What the exercise asks: Using the rental market summary, explain in one to three sentences why a listing's rate should be benchmarked against comparable homes in the same season and size bracket rather than against the €312 figure.

Over July 2025 to June 2026 the market averaged 52% occupancy, a €312 average daily rate and about €4,474 in monthly revenue — roughly 187 occupied nights a year. Those are solid fundamentals for a well-bought property, but revenue fell 14% year over year, so underwrite on today's numbers rather than pandemic-era peaks.

The annual average is 52%, but it is extremely uneven: near-full from late June through August, very quiet in January and February. Judge a listing by its summer-week sell-through, not by any single month's figure.

July and August are the strongest by a wide margin; January and February are the weakest. With a seasonality index of 236 — among the highest we track — most of the year's revenue is earned in about ten summer weeks.

€312 is the market's blended annual average, mixing expensive Saturday-to-Saturday summer weeks with discounted shoulder nights. Benchmark against comparable homes in the same season and size bracket — a large oceanfront home should price well above it in July, while a small westside cottage in October will sit below it.

Provided data:

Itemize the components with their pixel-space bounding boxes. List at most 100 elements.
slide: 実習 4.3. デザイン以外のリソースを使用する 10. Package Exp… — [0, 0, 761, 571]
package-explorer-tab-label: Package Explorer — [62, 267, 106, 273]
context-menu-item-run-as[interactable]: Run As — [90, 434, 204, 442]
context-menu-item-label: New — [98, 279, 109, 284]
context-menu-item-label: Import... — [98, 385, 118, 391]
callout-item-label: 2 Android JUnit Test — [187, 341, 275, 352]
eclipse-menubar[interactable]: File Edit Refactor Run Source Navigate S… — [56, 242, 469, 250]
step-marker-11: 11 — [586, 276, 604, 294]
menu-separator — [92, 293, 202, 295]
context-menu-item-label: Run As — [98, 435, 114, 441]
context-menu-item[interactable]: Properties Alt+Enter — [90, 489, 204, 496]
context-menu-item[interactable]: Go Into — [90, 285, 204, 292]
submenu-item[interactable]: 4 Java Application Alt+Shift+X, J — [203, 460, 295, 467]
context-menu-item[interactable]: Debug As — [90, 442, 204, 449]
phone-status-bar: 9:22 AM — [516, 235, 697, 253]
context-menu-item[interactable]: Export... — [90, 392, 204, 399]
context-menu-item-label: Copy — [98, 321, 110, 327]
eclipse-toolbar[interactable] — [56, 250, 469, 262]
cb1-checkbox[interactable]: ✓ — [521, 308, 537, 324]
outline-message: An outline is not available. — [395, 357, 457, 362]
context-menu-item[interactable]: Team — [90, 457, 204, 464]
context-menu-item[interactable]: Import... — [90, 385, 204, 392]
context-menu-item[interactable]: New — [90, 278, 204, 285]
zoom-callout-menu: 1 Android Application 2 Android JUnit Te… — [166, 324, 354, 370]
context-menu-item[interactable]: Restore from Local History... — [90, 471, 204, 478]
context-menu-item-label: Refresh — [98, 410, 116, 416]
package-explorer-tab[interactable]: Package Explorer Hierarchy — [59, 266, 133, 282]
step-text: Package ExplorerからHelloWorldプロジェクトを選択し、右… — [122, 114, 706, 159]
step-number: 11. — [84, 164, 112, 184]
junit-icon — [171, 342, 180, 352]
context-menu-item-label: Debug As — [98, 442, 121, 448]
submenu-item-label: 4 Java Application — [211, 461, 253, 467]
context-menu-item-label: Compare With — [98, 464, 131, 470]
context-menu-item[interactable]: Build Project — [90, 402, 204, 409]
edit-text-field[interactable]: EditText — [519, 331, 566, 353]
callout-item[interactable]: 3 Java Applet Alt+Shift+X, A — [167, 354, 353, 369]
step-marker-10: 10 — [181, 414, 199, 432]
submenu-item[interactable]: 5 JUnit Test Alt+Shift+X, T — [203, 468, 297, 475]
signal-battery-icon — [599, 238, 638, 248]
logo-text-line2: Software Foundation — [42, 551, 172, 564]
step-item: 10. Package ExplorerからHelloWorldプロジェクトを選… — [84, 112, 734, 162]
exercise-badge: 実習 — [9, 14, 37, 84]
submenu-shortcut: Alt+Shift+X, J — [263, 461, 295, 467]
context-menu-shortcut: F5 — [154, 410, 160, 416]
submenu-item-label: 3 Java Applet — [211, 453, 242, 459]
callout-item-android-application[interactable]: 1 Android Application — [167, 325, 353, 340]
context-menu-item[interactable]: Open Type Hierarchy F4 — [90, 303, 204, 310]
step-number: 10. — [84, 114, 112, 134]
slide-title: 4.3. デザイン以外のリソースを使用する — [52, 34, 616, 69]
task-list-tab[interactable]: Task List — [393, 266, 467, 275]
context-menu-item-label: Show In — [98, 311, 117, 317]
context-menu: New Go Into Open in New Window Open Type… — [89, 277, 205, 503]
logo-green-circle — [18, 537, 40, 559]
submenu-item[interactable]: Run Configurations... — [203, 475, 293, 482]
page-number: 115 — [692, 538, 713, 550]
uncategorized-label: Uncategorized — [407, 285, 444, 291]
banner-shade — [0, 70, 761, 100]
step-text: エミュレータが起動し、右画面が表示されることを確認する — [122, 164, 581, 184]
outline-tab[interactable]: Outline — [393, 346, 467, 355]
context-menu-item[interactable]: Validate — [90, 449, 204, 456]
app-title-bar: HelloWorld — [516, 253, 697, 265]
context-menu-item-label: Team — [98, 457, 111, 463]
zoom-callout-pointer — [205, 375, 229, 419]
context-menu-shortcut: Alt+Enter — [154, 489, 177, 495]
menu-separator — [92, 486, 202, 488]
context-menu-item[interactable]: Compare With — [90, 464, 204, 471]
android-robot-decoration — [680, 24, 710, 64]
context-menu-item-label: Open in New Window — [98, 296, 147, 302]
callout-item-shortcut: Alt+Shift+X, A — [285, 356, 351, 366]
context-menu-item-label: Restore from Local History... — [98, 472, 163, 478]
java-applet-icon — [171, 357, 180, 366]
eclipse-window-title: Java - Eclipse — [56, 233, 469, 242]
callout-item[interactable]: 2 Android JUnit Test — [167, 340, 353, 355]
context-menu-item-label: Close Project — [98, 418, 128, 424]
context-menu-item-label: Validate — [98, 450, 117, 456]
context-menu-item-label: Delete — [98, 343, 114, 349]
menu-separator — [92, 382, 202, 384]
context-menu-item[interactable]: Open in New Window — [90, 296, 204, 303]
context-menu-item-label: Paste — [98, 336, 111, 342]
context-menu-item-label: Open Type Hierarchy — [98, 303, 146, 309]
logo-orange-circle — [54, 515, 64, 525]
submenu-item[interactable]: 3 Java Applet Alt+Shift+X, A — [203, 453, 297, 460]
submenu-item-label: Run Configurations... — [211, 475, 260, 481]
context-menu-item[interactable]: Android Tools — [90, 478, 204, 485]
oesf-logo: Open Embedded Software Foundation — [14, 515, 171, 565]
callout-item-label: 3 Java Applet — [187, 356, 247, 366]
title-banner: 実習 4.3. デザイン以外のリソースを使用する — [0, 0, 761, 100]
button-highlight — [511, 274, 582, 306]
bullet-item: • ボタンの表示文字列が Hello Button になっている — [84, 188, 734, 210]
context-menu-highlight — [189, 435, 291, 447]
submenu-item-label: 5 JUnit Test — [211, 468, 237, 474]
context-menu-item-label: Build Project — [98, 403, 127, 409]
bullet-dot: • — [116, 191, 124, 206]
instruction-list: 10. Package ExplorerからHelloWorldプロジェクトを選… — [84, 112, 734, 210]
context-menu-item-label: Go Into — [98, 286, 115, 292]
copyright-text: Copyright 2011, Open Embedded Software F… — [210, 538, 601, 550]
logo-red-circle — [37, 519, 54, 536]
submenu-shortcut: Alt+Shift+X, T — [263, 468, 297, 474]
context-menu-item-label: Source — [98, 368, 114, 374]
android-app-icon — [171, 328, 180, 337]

Response box: The €312 figure is the market's blended annual average. It mixes expensive Saturday-to-Saturday summer weeks with discounted shoulder nights. A large oceanfront home should therefore price well above it in July, while a small westside cottage in October will sit below it.